EXERCISE TASK:
Provide only the number of lines in the data below that contain the string "required".

## begin

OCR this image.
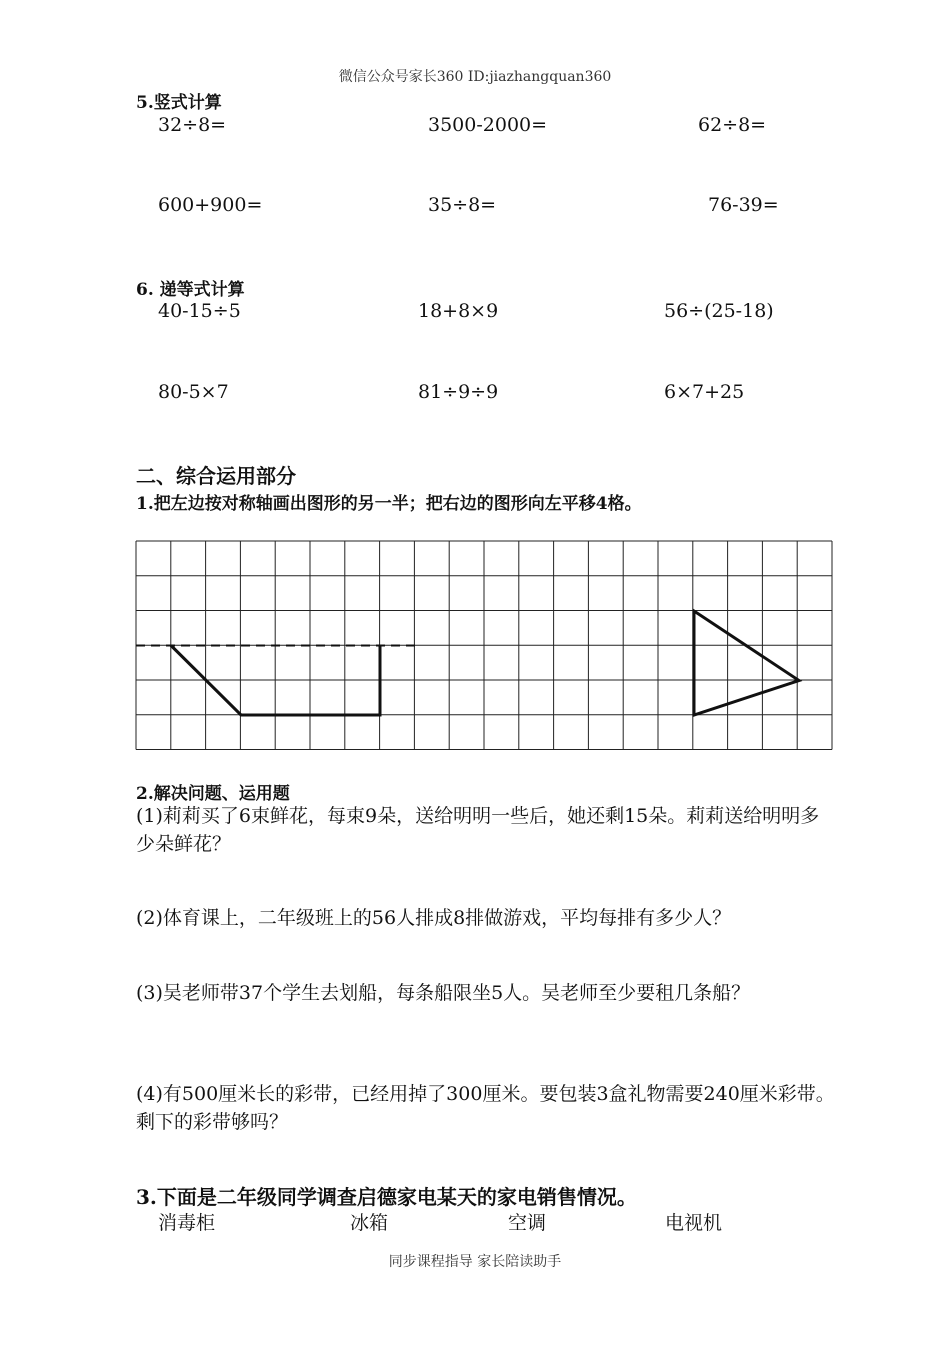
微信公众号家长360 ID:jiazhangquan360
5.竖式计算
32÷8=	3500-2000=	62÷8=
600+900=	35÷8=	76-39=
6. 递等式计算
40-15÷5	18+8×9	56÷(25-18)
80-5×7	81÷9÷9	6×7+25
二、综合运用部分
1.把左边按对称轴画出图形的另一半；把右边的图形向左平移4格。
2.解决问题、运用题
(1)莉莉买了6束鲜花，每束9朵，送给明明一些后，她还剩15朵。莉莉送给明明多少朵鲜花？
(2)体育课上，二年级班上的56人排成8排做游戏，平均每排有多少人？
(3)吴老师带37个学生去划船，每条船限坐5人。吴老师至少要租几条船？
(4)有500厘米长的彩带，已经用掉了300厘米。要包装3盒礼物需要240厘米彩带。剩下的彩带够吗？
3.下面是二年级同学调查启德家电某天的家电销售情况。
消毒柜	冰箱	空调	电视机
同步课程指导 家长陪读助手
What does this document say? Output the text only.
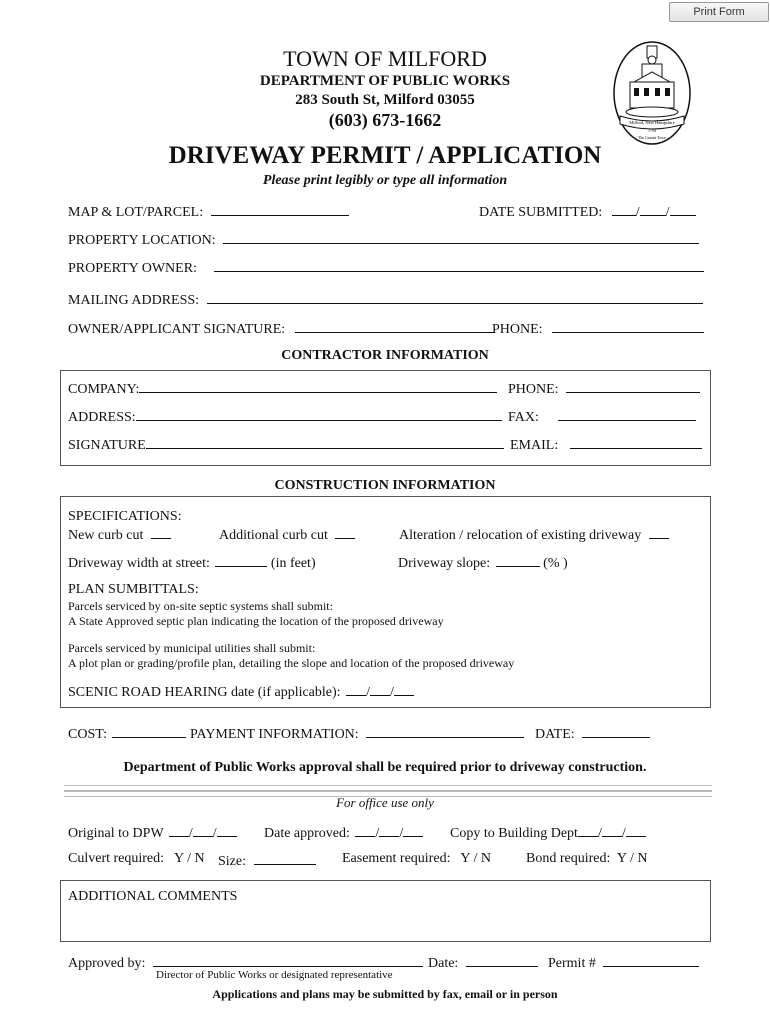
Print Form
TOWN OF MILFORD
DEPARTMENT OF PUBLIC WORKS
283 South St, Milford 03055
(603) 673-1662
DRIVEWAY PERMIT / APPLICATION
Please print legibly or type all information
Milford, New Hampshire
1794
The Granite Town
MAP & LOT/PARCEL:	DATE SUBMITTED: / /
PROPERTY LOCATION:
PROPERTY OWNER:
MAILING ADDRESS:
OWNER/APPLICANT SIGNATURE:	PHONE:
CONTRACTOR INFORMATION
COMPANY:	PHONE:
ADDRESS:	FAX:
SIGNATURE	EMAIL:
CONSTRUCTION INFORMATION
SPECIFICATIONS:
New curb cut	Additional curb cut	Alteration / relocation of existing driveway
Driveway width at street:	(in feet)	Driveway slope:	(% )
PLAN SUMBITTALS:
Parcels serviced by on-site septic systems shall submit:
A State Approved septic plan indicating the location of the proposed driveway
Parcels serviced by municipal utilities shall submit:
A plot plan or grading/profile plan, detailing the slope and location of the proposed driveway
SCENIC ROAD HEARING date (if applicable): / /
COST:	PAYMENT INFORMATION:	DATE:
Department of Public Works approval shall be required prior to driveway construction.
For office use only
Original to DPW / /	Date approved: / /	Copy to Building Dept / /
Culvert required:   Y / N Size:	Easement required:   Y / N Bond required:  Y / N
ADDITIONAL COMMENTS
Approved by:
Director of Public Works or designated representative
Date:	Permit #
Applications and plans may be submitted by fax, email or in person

## end

THE RESULT:
2